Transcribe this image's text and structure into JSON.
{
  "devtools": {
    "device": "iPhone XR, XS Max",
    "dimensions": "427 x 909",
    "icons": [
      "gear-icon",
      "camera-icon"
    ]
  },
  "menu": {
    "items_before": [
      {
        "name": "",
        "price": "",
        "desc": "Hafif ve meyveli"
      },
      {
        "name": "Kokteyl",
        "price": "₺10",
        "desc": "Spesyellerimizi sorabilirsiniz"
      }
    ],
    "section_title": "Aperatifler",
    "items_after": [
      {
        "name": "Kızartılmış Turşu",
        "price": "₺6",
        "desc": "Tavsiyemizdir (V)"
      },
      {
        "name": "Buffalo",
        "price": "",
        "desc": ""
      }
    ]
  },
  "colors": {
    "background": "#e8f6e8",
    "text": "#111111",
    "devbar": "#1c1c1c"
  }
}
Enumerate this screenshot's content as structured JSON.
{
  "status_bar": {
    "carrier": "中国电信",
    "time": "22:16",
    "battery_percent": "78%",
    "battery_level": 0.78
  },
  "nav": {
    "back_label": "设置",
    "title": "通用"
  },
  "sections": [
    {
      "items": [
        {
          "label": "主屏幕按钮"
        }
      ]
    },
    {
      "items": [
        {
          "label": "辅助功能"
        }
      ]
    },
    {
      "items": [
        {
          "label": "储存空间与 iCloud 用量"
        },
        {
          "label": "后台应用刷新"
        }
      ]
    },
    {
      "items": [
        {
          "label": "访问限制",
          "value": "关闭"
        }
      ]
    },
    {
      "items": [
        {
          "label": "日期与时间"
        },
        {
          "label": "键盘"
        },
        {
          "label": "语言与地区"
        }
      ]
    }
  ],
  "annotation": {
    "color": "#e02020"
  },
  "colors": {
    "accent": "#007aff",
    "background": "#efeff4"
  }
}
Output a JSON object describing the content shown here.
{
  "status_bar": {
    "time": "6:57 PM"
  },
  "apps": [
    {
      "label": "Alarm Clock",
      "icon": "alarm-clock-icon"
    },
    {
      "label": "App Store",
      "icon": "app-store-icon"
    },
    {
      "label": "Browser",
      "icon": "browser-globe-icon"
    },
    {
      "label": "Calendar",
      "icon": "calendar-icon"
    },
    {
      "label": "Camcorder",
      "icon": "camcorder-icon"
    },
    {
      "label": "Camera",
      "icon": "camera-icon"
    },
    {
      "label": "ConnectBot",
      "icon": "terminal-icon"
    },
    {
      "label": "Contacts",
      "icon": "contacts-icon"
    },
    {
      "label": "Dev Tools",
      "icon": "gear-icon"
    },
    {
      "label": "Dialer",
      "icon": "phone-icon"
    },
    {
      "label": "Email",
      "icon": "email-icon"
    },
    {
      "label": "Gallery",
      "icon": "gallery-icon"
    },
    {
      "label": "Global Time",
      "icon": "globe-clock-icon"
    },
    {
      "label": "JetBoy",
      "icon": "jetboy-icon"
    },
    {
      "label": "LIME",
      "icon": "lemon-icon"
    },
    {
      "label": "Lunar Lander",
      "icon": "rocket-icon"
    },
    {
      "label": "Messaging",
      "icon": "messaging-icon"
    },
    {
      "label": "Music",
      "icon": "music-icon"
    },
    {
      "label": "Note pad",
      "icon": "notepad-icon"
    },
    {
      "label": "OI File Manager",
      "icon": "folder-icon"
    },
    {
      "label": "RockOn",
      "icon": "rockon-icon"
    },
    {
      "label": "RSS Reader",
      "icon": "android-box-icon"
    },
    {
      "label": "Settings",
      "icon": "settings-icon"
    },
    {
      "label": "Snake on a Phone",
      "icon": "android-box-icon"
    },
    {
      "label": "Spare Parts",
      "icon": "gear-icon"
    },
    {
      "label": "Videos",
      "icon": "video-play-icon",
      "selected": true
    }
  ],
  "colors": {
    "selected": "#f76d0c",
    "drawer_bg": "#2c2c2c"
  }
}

---

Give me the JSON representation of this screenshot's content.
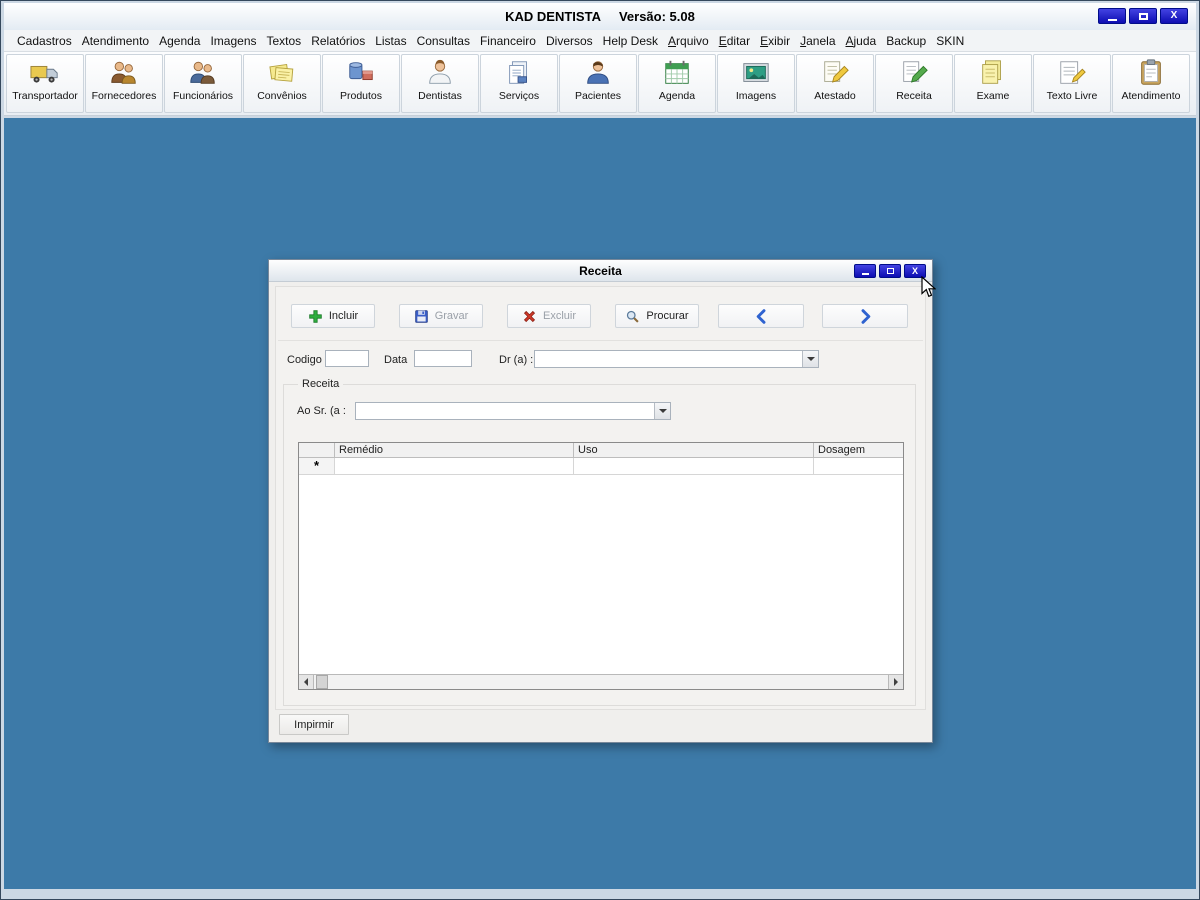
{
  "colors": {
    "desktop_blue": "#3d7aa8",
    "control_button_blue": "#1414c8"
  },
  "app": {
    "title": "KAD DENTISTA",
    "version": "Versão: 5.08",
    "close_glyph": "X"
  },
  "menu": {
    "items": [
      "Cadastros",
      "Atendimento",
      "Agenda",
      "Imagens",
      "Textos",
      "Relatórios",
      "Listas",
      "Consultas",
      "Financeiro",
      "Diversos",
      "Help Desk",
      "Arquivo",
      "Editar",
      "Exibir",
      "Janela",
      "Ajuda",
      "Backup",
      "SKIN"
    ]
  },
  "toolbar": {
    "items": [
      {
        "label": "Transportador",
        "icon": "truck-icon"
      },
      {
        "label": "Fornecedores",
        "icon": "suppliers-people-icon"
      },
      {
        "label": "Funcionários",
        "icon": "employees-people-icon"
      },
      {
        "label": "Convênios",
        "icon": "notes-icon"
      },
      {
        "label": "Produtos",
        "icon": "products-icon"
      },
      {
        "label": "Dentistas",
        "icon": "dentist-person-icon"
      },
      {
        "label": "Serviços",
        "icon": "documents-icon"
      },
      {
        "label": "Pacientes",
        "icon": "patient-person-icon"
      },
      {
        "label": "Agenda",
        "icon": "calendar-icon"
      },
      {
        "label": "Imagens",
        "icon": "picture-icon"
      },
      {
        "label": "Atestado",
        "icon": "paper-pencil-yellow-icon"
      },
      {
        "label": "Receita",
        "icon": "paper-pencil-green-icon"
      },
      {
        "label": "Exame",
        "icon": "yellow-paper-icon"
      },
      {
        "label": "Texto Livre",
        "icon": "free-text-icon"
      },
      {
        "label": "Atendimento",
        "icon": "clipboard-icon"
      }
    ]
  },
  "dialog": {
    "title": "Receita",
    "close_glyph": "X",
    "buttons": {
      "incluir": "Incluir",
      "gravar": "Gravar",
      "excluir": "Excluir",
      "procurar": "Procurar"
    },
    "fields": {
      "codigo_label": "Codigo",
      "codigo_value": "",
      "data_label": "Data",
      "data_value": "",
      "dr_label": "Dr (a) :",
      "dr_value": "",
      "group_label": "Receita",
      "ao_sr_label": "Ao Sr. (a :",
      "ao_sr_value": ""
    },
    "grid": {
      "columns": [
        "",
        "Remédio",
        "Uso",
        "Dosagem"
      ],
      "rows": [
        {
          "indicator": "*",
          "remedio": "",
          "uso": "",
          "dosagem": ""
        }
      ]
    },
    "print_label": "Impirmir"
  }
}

*GIVEN INSTRUCTION*. Your answer should be a single number: the count of lines that contain "background".

*RESPONSE*. 2